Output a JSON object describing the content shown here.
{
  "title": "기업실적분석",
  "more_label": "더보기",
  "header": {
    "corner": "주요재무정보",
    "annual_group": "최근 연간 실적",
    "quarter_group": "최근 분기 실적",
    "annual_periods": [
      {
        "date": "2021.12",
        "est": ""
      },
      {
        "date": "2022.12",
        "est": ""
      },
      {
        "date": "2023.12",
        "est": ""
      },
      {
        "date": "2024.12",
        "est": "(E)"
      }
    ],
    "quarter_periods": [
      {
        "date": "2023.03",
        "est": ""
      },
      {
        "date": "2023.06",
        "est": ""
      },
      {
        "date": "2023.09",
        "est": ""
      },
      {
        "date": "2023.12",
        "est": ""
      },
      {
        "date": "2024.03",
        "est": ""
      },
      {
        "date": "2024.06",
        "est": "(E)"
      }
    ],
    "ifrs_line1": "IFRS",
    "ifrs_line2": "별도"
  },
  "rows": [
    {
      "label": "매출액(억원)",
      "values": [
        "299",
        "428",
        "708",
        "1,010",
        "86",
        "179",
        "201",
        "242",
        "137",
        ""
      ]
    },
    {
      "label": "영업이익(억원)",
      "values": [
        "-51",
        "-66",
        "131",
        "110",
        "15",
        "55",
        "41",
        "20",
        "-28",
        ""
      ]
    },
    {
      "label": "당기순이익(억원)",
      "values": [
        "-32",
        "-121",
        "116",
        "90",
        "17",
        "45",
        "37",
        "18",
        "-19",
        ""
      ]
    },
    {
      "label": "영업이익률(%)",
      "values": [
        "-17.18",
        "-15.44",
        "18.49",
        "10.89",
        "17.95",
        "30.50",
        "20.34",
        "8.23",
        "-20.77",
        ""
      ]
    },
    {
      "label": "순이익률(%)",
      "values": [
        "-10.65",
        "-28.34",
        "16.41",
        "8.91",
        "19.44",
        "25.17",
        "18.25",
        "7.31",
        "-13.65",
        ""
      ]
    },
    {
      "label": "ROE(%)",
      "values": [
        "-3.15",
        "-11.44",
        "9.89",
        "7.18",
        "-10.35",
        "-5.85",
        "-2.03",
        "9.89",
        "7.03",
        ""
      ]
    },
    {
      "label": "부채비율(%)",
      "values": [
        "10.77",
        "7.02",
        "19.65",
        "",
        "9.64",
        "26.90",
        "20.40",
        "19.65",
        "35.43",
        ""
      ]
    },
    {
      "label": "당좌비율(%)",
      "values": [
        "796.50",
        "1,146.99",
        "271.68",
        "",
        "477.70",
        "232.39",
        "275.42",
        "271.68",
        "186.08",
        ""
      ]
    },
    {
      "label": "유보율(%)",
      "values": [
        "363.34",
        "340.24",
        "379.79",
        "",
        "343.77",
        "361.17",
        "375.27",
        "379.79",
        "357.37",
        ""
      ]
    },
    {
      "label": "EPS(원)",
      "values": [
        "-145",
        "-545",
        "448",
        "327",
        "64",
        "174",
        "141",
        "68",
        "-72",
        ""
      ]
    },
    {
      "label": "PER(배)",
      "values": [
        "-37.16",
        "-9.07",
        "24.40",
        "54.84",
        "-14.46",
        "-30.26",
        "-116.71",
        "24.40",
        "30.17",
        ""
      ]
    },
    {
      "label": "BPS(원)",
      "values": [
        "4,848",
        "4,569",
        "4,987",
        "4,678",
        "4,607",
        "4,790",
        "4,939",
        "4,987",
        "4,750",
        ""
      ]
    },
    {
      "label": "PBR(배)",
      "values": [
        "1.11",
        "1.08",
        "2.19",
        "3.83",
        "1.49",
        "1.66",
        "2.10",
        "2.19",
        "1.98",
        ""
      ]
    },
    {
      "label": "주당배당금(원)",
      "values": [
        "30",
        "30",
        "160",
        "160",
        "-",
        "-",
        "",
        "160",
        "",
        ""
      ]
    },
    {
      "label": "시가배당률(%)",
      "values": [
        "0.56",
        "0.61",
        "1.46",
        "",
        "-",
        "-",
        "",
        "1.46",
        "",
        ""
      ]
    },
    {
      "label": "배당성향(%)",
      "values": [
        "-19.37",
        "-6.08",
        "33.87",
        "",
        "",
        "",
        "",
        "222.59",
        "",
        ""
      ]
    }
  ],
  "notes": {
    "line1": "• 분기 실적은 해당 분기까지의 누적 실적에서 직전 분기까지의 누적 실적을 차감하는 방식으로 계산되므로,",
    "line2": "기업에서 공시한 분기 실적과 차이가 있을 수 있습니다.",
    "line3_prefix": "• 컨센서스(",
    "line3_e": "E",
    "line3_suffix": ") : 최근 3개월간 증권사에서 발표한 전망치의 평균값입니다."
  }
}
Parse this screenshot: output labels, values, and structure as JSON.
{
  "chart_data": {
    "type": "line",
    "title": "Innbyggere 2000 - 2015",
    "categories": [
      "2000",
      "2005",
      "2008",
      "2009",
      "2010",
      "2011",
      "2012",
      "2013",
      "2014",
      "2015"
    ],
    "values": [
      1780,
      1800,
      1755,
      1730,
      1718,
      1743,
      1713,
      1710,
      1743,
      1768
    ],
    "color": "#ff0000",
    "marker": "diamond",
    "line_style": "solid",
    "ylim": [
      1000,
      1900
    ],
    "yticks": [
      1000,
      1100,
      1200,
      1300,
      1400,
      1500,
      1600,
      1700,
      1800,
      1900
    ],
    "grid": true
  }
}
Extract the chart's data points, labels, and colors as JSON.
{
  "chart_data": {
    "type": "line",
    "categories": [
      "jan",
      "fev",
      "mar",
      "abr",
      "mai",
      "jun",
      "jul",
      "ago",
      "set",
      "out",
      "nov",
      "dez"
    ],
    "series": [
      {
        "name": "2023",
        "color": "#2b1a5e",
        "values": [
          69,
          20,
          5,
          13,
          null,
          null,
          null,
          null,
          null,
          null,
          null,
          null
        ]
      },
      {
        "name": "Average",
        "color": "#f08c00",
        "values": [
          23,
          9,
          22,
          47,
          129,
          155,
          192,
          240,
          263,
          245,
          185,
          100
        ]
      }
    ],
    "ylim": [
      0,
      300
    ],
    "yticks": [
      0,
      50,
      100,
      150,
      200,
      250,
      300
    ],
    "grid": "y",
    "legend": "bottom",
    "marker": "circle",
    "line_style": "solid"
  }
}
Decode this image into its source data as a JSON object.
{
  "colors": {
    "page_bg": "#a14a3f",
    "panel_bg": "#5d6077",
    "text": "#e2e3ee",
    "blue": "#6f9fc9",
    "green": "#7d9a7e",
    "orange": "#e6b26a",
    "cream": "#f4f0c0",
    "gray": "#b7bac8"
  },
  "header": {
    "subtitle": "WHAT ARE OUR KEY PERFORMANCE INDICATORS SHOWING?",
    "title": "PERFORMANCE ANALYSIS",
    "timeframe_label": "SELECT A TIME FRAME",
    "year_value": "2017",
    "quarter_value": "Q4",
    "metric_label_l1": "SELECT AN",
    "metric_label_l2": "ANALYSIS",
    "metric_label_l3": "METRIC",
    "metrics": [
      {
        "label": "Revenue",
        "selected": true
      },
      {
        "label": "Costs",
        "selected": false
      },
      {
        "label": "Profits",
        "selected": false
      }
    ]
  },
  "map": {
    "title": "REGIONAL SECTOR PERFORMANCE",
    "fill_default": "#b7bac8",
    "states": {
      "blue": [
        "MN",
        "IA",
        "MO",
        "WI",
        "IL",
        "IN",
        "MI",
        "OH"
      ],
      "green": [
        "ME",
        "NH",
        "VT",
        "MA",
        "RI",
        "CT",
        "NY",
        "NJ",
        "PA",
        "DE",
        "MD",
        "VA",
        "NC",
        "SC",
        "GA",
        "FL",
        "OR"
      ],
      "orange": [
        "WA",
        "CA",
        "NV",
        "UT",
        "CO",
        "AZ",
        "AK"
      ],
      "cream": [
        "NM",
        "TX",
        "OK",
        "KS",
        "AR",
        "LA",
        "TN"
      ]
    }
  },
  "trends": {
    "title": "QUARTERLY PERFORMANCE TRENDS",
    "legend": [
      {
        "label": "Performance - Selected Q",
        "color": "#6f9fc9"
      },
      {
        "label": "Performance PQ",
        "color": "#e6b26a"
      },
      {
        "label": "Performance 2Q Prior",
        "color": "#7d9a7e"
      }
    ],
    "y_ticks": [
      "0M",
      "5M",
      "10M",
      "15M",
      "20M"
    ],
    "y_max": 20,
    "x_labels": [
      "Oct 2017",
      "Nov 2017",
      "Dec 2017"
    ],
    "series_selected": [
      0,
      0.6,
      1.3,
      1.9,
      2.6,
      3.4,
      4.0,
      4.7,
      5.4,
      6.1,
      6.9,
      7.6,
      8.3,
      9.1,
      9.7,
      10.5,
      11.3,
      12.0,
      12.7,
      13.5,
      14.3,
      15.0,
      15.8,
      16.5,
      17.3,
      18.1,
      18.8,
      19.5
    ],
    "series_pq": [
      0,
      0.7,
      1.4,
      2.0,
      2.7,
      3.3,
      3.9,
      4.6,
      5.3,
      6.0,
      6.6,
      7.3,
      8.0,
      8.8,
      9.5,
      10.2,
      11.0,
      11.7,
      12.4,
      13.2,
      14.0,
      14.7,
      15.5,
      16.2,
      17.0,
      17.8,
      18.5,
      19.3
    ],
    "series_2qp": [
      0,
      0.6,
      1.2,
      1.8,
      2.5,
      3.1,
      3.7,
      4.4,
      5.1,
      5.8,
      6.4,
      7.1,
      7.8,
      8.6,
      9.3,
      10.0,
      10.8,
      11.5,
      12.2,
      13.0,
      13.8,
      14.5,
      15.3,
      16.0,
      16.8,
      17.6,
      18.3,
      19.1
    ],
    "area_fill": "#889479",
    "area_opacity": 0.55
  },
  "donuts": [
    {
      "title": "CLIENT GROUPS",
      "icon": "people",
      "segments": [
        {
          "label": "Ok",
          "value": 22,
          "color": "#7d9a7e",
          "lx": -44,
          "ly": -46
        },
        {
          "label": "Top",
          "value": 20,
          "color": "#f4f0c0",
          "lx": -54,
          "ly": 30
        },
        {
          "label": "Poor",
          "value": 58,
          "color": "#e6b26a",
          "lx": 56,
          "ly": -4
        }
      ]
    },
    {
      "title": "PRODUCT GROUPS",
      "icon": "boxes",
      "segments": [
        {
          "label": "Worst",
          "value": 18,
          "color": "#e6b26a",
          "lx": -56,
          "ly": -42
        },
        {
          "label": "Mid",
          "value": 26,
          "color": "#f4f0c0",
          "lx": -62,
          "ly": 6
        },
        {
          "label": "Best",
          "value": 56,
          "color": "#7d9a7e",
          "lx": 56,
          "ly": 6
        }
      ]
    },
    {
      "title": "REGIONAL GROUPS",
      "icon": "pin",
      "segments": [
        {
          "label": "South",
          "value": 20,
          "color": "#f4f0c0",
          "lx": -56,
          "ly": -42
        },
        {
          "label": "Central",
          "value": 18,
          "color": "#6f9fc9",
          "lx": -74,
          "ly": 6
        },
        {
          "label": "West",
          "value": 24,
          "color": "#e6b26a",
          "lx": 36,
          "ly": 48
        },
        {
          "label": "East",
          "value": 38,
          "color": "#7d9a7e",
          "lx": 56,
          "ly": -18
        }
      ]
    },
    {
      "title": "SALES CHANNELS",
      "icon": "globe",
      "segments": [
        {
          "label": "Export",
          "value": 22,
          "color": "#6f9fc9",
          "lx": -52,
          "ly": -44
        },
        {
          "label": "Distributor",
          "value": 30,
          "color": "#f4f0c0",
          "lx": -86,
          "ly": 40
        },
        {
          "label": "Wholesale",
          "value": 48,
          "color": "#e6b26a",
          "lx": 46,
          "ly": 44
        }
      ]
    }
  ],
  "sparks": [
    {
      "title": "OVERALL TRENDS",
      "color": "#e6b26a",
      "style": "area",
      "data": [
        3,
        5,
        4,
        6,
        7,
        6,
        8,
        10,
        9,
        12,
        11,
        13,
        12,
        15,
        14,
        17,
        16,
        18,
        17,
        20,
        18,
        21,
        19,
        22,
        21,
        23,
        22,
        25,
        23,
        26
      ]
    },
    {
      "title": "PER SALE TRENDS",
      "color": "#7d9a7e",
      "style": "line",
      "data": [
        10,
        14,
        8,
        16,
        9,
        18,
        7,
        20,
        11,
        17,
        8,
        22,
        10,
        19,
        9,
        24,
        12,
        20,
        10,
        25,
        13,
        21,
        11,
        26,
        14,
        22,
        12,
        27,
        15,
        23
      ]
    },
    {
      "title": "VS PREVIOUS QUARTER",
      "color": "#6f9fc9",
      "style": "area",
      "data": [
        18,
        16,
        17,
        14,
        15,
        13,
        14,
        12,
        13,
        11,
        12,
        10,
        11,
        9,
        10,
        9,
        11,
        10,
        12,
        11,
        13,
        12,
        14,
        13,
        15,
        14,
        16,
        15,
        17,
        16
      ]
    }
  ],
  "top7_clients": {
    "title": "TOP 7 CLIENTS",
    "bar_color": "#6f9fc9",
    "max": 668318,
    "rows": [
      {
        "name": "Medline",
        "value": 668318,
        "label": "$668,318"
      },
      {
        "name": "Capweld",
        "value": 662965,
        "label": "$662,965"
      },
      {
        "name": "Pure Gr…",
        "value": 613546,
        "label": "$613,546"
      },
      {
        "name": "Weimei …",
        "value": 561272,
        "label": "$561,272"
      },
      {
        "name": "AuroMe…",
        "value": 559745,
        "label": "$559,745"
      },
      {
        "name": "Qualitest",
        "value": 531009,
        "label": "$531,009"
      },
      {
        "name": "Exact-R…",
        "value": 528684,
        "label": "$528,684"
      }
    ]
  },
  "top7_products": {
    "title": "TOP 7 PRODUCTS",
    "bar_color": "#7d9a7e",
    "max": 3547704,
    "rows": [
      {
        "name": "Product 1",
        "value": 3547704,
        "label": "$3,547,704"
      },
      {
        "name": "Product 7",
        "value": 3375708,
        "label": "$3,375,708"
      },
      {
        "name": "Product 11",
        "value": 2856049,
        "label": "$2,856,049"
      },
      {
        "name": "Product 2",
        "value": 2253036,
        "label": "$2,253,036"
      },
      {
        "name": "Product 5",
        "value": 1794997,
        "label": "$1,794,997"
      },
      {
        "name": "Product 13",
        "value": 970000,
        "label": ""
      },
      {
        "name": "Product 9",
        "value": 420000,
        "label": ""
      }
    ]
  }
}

* * * * * * * * *

**SET EXERCISE:**
In the listing, find each line with the string "GROUPS" and copy it.

**ANSWER TO THE TASK:**
      "title": "CLIENT GROUPS",
      "title": "PRODUCT GROUPS",
      "title": "REGIONAL GROUPS",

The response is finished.